→ PROVIDED MATERIAL:
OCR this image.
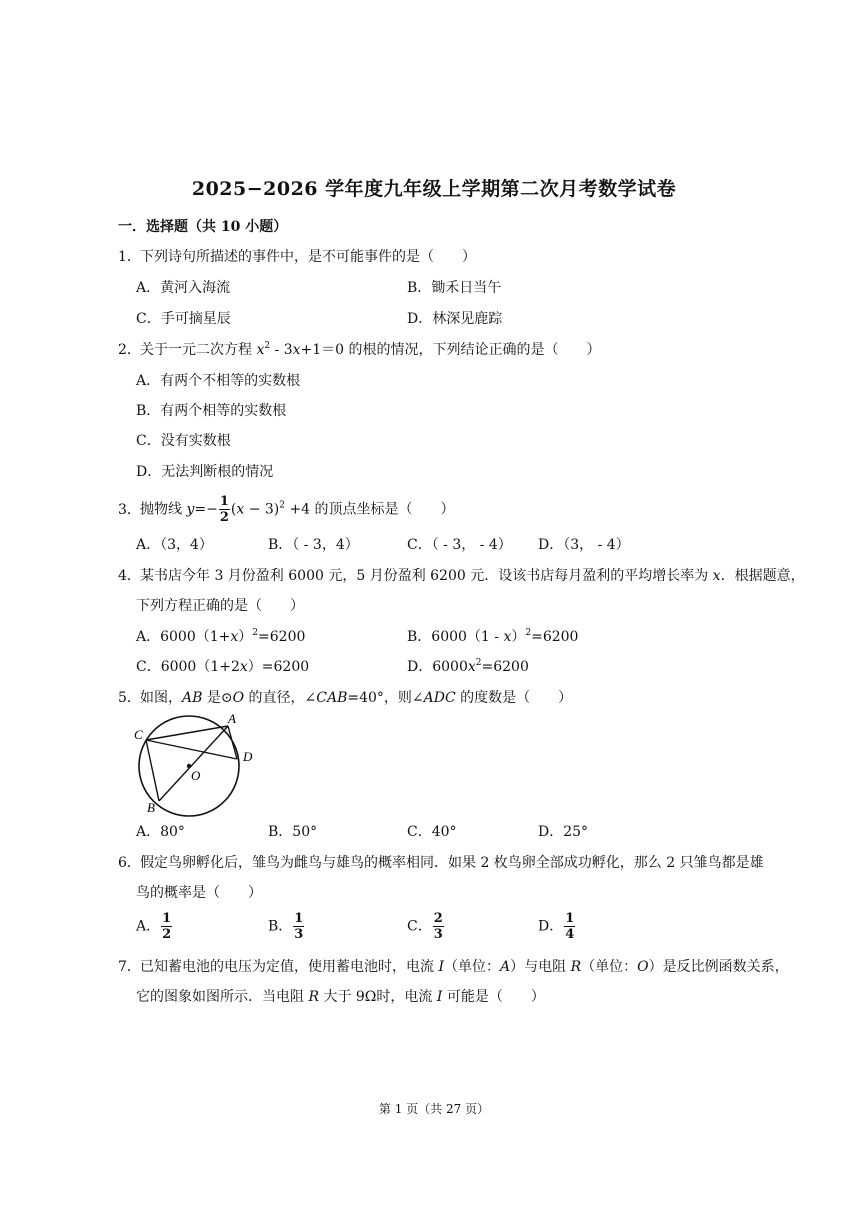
2025−2026 学年度九年级上学期第二次月考数学试卷
一．选择题（共 10 小题）
1．下列诗句所描述的事件中，是不可能事件的是（　　）
A．黄河入海流	B．锄禾日当午
C．手可摘星辰	D．林深见鹿踪
2．关于一元二次方程 $x^2 - 3x+1=0$ 的根的情况，下列结论正确的是（　　）
A．有两个不相等的实数根
B．有两个相等的实数根
C．没有实数根
D．无法判断根的情况
3．抛物线 $y=- \frac{1}{2} (x - 3)^2 +4$ 的顶点坐标是（　　）
A．（3，4）	B．（ - 3，4）	C．（ - 3， - 4） D．（3， - 4）
4．某书店今年 3 月份盈利 6000 元，5 月份盈利 6200 元．设该书店每月盈利的平均增长率为 x．根据题意，
下列方程正确的是（　　）
A．$6000(1+x)^2=6200$	B．6000（1 - x）$^2$=6200
C．6000（1+2x）=6200	D．$6000x^2=6200$
5．如图，AB 是⊙O 的直径，∠CAB=40°，则∠ADC 的度数是（　　）
C
A
D
O
B
A．80°	B．50°	C．40°	D．25°
6．假定鸟卵孵化后，雏鸟为雌鸟与雄鸟的概率相同．如果 2 枚鸟卵全部成功孵化，那么 2 只雏鸟都是雄
鸟的概率是（　　）
A． $\frac{1}{2}$	B． $\frac{1}{3}$	C． $\frac{2}{3}$	D． $\frac{1}{4}$
7．已知蓄电池的电压为定值，使用蓄电池时，电流 I（单位：A）与电阻 R（单位：O）是反比例函数关系，
它的图象如图所示．当电阻 R 大于 9Ω时，电流 I 可能是（　　）
第 1 页（共 27 页）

→ GIVEN TASK: From the listing above, collect every line that mentions the word "frac".

→ WRITTEN RESPONSE:
3．抛物线 $y=- \frac{1}{2} (x - 3)^2 +4$ 的顶点坐标是（　　）
A． $\frac{1}{2}$	B． $\frac{1}{3}$	C． $\frac{2}{3}$	D． $\frac{1}{4}$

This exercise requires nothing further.